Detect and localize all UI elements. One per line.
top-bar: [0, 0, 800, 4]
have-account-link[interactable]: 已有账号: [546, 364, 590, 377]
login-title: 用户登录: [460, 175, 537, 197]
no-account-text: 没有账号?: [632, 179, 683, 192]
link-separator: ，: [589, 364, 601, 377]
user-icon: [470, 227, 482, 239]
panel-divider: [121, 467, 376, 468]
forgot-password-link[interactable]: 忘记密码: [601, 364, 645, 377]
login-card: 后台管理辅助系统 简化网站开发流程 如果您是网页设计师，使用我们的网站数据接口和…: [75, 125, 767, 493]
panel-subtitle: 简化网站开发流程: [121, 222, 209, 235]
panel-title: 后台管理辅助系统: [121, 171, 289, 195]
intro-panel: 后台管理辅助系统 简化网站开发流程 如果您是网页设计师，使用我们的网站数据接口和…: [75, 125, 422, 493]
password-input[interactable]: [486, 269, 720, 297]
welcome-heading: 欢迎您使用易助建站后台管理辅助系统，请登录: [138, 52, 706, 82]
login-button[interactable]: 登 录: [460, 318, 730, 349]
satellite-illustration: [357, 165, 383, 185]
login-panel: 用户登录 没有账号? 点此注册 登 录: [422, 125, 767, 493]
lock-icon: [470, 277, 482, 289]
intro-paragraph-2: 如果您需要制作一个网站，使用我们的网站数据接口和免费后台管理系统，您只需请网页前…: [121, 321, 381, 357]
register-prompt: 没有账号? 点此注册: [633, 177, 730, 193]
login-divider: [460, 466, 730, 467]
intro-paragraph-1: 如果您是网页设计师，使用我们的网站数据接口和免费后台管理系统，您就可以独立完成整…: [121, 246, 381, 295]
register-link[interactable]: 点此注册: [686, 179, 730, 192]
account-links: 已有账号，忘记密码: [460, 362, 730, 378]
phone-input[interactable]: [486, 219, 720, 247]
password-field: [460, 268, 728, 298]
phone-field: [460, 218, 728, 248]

▶ [Requirement]:
Copy every line of the item above, keeping each one identical to the original.

▶ [Response]:
Detect and localize all UI elements. One per line.
top-bar: [0, 0, 800, 4]
have-account-link[interactable]: 已有账号: [546, 364, 590, 377]
login-title: 用户登录: [460, 175, 537, 197]
no-account-text: 没有账号?: [632, 179, 683, 192]
link-separator: ，: [589, 364, 601, 377]
user-icon: [470, 227, 482, 239]
panel-divider: [121, 467, 376, 468]
forgot-password-link[interactable]: 忘记密码: [601, 364, 645, 377]
login-card: 后台管理辅助系统 简化网站开发流程 如果您是网页设计师，使用我们的网站数据接口和…: [75, 125, 767, 493]
panel-subtitle: 简化网站开发流程: [121, 222, 209, 235]
panel-title: 后台管理辅助系统: [121, 171, 289, 195]
intro-panel: 后台管理辅助系统 简化网站开发流程 如果您是网页设计师，使用我们的网站数据接口和…: [75, 125, 422, 493]
password-input[interactable]: [486, 269, 720, 297]
welcome-heading: 欢迎您使用易助建站后台管理辅助系统，请登录: [138, 52, 706, 82]
login-button[interactable]: 登 录: [460, 318, 730, 349]
satellite-illustration: [357, 165, 383, 185]
login-panel: 用户登录 没有账号? 点此注册 登 录: [422, 125, 767, 493]
lock-icon: [470, 277, 482, 289]
intro-paragraph-2: 如果您需要制作一个网站，使用我们的网站数据接口和免费后台管理系统，您只需请网页前…: [121, 321, 381, 357]
register-prompt: 没有账号? 点此注册: [633, 177, 730, 193]
login-divider: [460, 466, 730, 467]
intro-paragraph-1: 如果您是网页设计师，使用我们的网站数据接口和免费后台管理系统，您就可以独立完成整…: [121, 246, 381, 295]
register-link[interactable]: 点此注册: [686, 179, 730, 192]
account-links: 已有账号，忘记密码: [460, 362, 730, 378]
phone-input[interactable]: [486, 219, 720, 247]
password-field: [460, 268, 728, 298]
phone-field: [460, 218, 728, 248]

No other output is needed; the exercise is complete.